───── STORED DATA
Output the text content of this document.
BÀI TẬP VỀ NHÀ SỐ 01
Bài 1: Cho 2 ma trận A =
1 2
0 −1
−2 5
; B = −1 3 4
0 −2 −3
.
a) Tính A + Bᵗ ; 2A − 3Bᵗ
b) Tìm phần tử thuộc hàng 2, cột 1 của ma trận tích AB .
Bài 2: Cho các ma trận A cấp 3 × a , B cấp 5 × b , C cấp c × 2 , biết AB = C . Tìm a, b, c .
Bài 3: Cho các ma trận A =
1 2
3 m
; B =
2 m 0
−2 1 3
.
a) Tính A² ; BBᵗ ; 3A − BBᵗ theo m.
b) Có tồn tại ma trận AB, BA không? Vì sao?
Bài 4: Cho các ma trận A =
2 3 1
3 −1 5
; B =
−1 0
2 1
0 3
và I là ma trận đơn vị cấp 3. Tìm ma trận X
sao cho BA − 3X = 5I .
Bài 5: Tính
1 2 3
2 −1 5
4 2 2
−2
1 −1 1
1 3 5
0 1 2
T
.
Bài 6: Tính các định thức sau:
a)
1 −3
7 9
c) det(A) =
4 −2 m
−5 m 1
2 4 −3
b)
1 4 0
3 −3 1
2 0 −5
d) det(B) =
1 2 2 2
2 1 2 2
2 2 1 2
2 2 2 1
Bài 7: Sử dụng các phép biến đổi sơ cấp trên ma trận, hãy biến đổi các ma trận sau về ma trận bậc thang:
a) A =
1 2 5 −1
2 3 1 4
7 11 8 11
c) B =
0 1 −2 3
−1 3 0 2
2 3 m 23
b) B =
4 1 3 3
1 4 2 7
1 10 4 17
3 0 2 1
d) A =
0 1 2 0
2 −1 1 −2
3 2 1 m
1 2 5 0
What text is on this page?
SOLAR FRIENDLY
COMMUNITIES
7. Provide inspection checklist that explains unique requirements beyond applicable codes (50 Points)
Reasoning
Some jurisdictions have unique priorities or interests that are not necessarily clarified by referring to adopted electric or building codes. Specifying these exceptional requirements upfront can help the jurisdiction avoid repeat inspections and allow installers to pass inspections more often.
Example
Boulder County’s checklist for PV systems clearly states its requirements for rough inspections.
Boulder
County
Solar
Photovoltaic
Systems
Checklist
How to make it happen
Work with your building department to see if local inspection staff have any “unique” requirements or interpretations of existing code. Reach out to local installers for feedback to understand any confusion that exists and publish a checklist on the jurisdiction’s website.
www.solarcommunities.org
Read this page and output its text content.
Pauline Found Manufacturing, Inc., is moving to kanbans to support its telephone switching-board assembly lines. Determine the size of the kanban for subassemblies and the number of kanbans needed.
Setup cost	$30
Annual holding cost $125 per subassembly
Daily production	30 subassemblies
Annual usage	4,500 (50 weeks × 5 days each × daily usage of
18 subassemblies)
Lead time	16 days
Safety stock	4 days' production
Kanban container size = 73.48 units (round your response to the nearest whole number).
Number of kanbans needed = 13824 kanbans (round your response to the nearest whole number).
──────────
AIM OF THE EXERCISE:
Return the lines above, from the one containing "What text is on this page?" to the end, exactly as they stand.

EXPECTED ANSWER:
What text is on this page?
SOLAR FRIENDLY
COMMUNITIES
7. Provide inspection checklist that explains unique requirements beyond applicable codes (50 Points)
Reasoning
Some jurisdictions have unique priorities or interests that are not necessarily clarified by referring to adopted electric or building codes. Specifying these exceptional requirements upfront can help the jurisdiction avoid repeat inspections and allow installers to pass inspections more often.
Example
Boulder County’s checklist for PV systems clearly states its requirements for rough inspections.
Boulder
County
Solar
Photovoltaic
Systems
Checklist
How to make it happen
Work with your building department to see if local inspection staff have any “unique” requirements or interpretations of existing code. Reach out to local installers for feedback to understand any confusion that exists and publish a checklist on the jurisdiction’s website.
www.solarcommunities.org
Read this page and output its text content.
Pauline Found Manufacturing, Inc., is moving to kanbans to support its telephone switching-board assembly lines. Determine the size of the kanban for subassemblies and the number of kanbans needed.
Setup cost	$30
Annual holding cost $125 per subassembly
Daily production	30 subassemblies
Annual usage	4,500 (50 weeks × 5 days each × daily usage of
18 subassemblies)
Lead time	16 days
Safety stock	4 days' production
Kanban container size = 73.48 units (round your response to the nearest whole number).
Number of kanbans needed = 13824 kanbans (round your response to the nearest whole number).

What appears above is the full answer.